◆ **Required work**
Scan the material that follows. Copy every line containing the word "словами".
---------- Material for this exercise
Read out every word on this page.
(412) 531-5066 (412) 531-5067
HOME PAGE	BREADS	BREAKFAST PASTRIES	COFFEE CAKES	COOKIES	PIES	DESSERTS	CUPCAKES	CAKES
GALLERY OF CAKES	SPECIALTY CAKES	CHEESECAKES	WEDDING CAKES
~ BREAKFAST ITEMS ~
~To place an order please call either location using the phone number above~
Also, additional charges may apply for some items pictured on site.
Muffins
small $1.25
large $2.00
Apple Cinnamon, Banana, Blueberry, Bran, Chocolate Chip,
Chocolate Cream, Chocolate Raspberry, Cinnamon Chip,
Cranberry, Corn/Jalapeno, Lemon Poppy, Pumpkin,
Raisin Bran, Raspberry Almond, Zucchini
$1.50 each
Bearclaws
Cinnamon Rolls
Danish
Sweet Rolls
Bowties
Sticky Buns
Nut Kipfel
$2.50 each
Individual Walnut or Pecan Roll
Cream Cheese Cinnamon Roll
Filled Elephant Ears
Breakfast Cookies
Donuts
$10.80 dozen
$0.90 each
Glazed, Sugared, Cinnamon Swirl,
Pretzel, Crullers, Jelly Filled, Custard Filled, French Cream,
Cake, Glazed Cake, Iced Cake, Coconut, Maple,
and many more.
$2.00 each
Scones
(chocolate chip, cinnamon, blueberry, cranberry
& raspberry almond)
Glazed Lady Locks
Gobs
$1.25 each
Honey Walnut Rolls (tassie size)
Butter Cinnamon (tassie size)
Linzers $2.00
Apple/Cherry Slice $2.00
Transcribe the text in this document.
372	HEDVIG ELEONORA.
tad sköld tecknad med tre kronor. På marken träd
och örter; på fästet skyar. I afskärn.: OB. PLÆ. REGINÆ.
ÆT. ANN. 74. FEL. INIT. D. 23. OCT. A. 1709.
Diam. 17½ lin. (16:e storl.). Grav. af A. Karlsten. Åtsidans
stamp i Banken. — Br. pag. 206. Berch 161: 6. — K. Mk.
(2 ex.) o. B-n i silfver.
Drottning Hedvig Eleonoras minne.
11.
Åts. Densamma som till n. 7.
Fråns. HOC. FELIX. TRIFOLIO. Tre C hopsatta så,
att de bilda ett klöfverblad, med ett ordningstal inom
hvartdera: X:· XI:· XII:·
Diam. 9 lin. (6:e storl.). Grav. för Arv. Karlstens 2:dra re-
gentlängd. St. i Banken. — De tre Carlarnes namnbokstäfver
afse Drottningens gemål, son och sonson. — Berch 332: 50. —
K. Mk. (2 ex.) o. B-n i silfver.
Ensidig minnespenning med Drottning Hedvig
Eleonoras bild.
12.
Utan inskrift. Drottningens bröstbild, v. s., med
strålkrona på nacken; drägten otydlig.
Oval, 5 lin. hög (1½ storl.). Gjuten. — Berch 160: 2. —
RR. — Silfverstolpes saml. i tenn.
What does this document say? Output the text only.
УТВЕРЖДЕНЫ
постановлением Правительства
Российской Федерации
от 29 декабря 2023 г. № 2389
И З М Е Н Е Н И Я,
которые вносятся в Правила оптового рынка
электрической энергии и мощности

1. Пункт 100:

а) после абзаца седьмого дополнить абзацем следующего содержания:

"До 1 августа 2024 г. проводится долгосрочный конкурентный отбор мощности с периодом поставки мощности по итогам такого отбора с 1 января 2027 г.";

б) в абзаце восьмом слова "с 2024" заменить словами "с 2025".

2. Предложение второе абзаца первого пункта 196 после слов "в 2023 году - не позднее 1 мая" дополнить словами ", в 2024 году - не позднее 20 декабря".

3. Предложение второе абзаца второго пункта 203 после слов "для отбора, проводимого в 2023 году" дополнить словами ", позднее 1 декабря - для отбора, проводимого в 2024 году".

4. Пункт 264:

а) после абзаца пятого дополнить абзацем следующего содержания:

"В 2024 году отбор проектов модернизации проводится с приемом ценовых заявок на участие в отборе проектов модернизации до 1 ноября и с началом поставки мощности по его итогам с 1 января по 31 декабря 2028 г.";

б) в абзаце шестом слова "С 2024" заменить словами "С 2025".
--------------------
◆ **Exercise output**
б) в абзаце восьмом слова "с 2024" заменить словами "с 2025".
2. Предложение второе абзаца первого пункта 196 после слов "в 2023 году - не позднее 1 мая" дополнить словами ", в 2024 году - не позднее 20 декабря".
3. Предложение второе абзаца второго пункта 203 после слов "для отбора, проводимого в 2023 году" дополнить словами ", позднее 1 декабря - для отбора, проводимого в 2024 году".
б) в абзаце шестом слова "С 2024" заменить словами "С 2025".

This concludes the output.